** INSTRUCTION **
In the part of the listing that opens with the line containing "Text: O: O — [142, 201, 152, 211]" and closes with the line containing "Localize each UI component in this w=1036", swap "UI component" for "interface item" and give back only those lines, otherwise unchanged and without the pictures.

** ENTRIES PROVIDED **
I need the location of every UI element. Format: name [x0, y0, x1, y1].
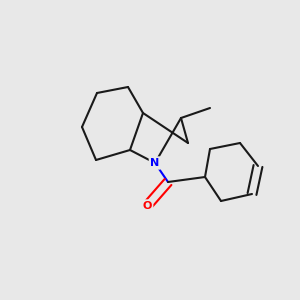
Text: O: O — [142, 201, 152, 211]
Text: N: N — [150, 158, 160, 168]
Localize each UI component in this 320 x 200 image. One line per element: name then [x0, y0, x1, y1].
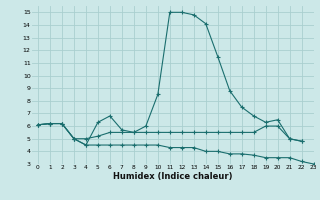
X-axis label: Humidex (Indice chaleur): Humidex (Indice chaleur) [113, 172, 233, 181]
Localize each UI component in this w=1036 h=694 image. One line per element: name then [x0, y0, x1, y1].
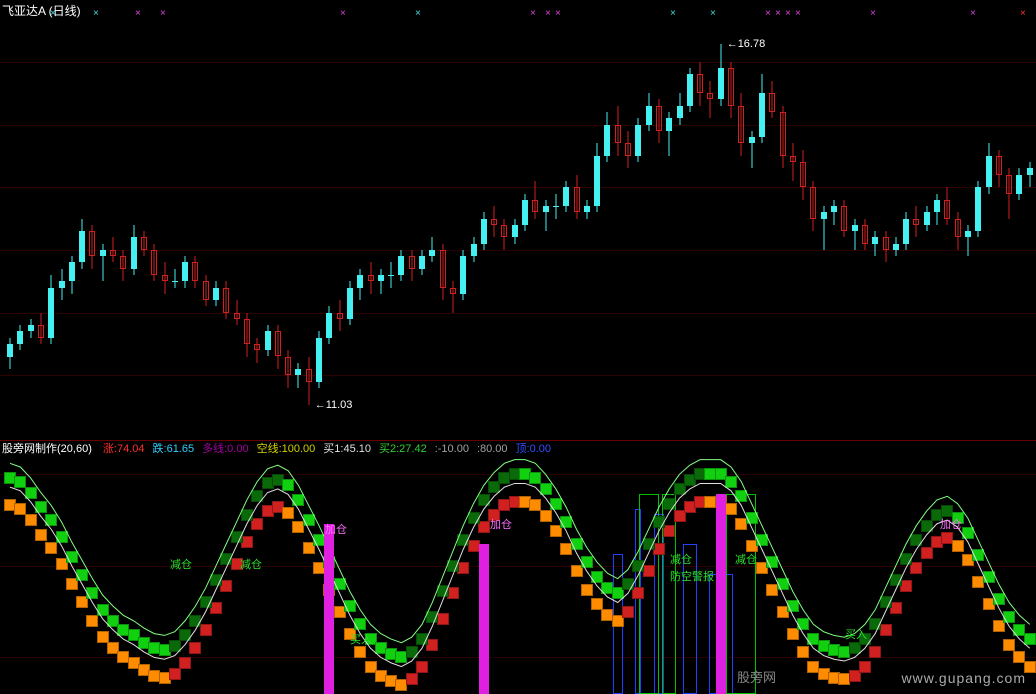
osc-line [0, 456, 1036, 694]
indicator-stat: 顶:0.00 [516, 443, 551, 455]
gridline [0, 187, 1036, 188]
indicator-label: 减仓 [670, 551, 692, 567]
indicator-stat: :80.00 [477, 443, 508, 455]
low-price-label: ←11.03 [315, 399, 353, 411]
indicator-label: 买入 [350, 631, 372, 647]
indicator-label: 防空警报 [670, 568, 714, 584]
gridline [0, 375, 1036, 376]
indicator-stat: 涨:74.04 [103, 443, 145, 455]
gridline [0, 125, 1036, 126]
high-price-label: ←16.78 [727, 38, 766, 50]
indicator-label: 买入 [845, 626, 867, 642]
indicator-bar-magenta [324, 524, 334, 694]
indicator-label: 加仓 [325, 521, 347, 537]
indicator-stat: 多线:0.00 [202, 443, 248, 455]
indicator-stat: 买2:27.42 [379, 443, 427, 455]
indicator-stat: :-10.00 [435, 443, 469, 455]
indicator-chart[interactable]: 减仓减仓加仓买入加仓减仓减仓防空警报买入加仓 [0, 456, 1036, 694]
watermark-cn: 股旁网 [737, 667, 776, 686]
top-markers-row: ×××××××××××××××××× [0, 8, 1036, 18]
indicator-label: 加仓 [490, 516, 512, 532]
indicator-label: 减仓 [240, 556, 262, 572]
indicator-stat: 空线:100.00 [257, 443, 316, 455]
indicator-label: 减仓 [170, 556, 192, 572]
indicator-label: 加仓 [940, 516, 962, 532]
indicator-label: 减仓 [735, 551, 757, 567]
gridline [0, 62, 1036, 63]
indicator-bar-magenta [716, 494, 726, 694]
indicator-bar-magenta [479, 544, 489, 694]
indicator-stat: 跌:61.65 [153, 443, 195, 455]
indicator-stat: 买1:45.10 [323, 443, 371, 455]
indicator-header: 股旁网制作(20,60) 涨:74.04 跌:61.65 多线:0.00 空线:100… [0, 440, 1036, 456]
gridline [0, 313, 1036, 314]
watermark-url: www.gupang.com [901, 670, 1026, 686]
indicator-title: 股旁网制作(20,60) [2, 443, 92, 455]
candlestick-chart[interactable]: ←16.78 ←11.03 [0, 18, 1036, 438]
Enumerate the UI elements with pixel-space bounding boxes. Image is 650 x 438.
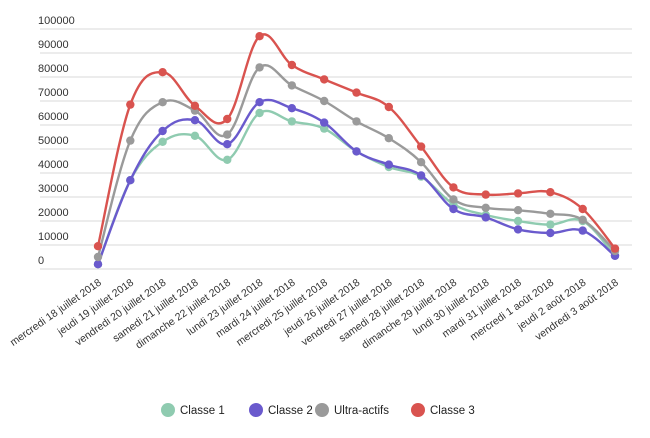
data-point-ultra-actifs xyxy=(126,136,135,145)
legend-label: Ultra-actifs xyxy=(334,405,389,417)
y-tick-label: 10000 xyxy=(38,231,69,243)
y-axis: 0 10000 20000 30000 40000 50000 60000 70000 8000… xyxy=(38,15,75,267)
data-point-classe-1 xyxy=(223,155,232,164)
series-classe-2 xyxy=(93,98,620,269)
y-tick-label: 80000 xyxy=(38,63,69,75)
legend: Classe 1 Classe 2 Ultra-actifs Classe 3 xyxy=(161,403,475,417)
legend-label: Classe 3 xyxy=(430,405,475,417)
y-tick-label: 50000 xyxy=(38,135,69,147)
data-point-classe-3 xyxy=(158,68,167,77)
data-point-classe-1 xyxy=(513,216,523,226)
data-point-ultra-actifs xyxy=(223,130,232,139)
y-tick-label: 40000 xyxy=(38,159,69,171)
data-point-ultra-actifs xyxy=(352,117,361,126)
data-point-classe-2 xyxy=(449,204,458,214)
legend-swatch xyxy=(161,403,175,417)
data-point-ultra-actifs xyxy=(255,63,264,72)
series-line-classe-3 xyxy=(96,33,616,250)
data-point-classe-3 xyxy=(352,88,361,97)
data-point-classe-1 xyxy=(546,220,555,229)
data-point-ultra-actifs xyxy=(449,195,458,204)
data-point-classe-2 xyxy=(384,160,394,169)
data-point-classe-1 xyxy=(319,124,329,133)
data-point-classe-2 xyxy=(578,226,587,235)
legend-swatch xyxy=(411,403,425,417)
y-tick-label: 60000 xyxy=(38,111,69,123)
data-point-classe-3 xyxy=(578,204,587,214)
data-point-classe-2 xyxy=(93,260,103,269)
data-point-classe-2 xyxy=(287,104,297,113)
data-point-ultra-actifs xyxy=(287,81,297,90)
series-classe-3 xyxy=(93,32,620,253)
data-point-classe-3 xyxy=(190,101,200,111)
data-point-classe-3 xyxy=(546,188,555,197)
data-point-classe-2 xyxy=(255,98,264,107)
data-point-classe-3 xyxy=(287,60,297,70)
data-point-ultra-actifs xyxy=(384,134,394,143)
data-point-classe-3 xyxy=(126,100,135,109)
y-tick-label: 70000 xyxy=(38,87,69,99)
data-point-classe-3 xyxy=(384,102,394,112)
data-point-classe-1 xyxy=(255,108,264,118)
data-point-classe-2 xyxy=(319,118,329,127)
series-classe-1 xyxy=(93,108,620,269)
data-point-ultra-actifs xyxy=(93,252,103,262)
data-point-classe-3 xyxy=(481,190,490,199)
series-group xyxy=(93,32,620,269)
legend-item-classe-1[interactable]: Classe 1 xyxy=(161,403,225,417)
data-point-classe-3 xyxy=(255,32,264,41)
data-point-ultra-actifs xyxy=(578,215,587,224)
data-point-classe-2 xyxy=(546,228,555,238)
series-line-ultra-actifs xyxy=(96,64,616,258)
data-point-classe-3 xyxy=(449,183,458,192)
data-point-ultra-actifs xyxy=(546,209,555,218)
data-point-ultra-actifs xyxy=(513,206,523,215)
legend-item-ultra-actifs[interactable]: Ultra-actifs xyxy=(315,403,389,417)
series-ultra-actifs xyxy=(93,63,620,262)
data-point-classe-2 xyxy=(223,140,232,149)
data-point-classe-3 xyxy=(93,242,103,251)
data-point-classe-1 xyxy=(158,137,167,146)
data-point-ultra-actifs xyxy=(158,98,167,107)
data-point-classe-2 xyxy=(416,171,426,180)
data-point-classe-2 xyxy=(126,176,135,185)
data-point-classe-2 xyxy=(190,116,200,125)
data-point-classe-2 xyxy=(352,147,361,156)
legend-item-classe-2[interactable]: Classe 2 xyxy=(249,403,313,417)
y-tick-label: 20000 xyxy=(38,207,69,219)
y-tick-label: 0 xyxy=(38,255,44,267)
data-point-classe-1 xyxy=(190,131,200,140)
data-point-ultra-actifs xyxy=(481,203,490,212)
data-point-classe-3 xyxy=(223,114,232,124)
data-point-classe-3 xyxy=(319,75,329,84)
data-point-ultra-actifs xyxy=(319,96,329,106)
y-tick-label: 100000 xyxy=(38,15,75,27)
series-line-classe-1 xyxy=(96,109,616,265)
legend-label: Classe 2 xyxy=(268,405,313,417)
data-point-classe-2 xyxy=(481,213,490,222)
data-point-ultra-actifs xyxy=(416,158,426,167)
data-point-classe-2 xyxy=(158,126,167,136)
data-point-classe-2 xyxy=(513,225,523,234)
legend-item-classe-3[interactable]: Classe 3 xyxy=(411,403,475,417)
legend-label: Classe 1 xyxy=(180,405,225,417)
y-tick-label: 30000 xyxy=(38,183,69,195)
y-tick-label: 90000 xyxy=(38,39,69,51)
data-point-classe-3 xyxy=(416,142,426,151)
legend-swatch xyxy=(315,403,329,417)
data-point-classe-1 xyxy=(287,117,297,126)
legend-swatch xyxy=(249,403,263,417)
data-point-classe-3 xyxy=(513,189,523,198)
data-point-classe-3 xyxy=(610,244,620,253)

** WRITTEN RESPONSE **
Text: O: O — [142, 201, 152, 211]
Text: N: N — [150, 158, 160, 168]
Localize each interface item in this 320 x 200 image. One line per element: name then [x0, y0, x1, y1].
X-axis label: Humidex (Indice chaleur): Humidex (Indice chaleur) [113, 172, 233, 181]
Localize each interface item in this w=1036 h=694 image. One line per element: name then [x0, y0, x1, y1].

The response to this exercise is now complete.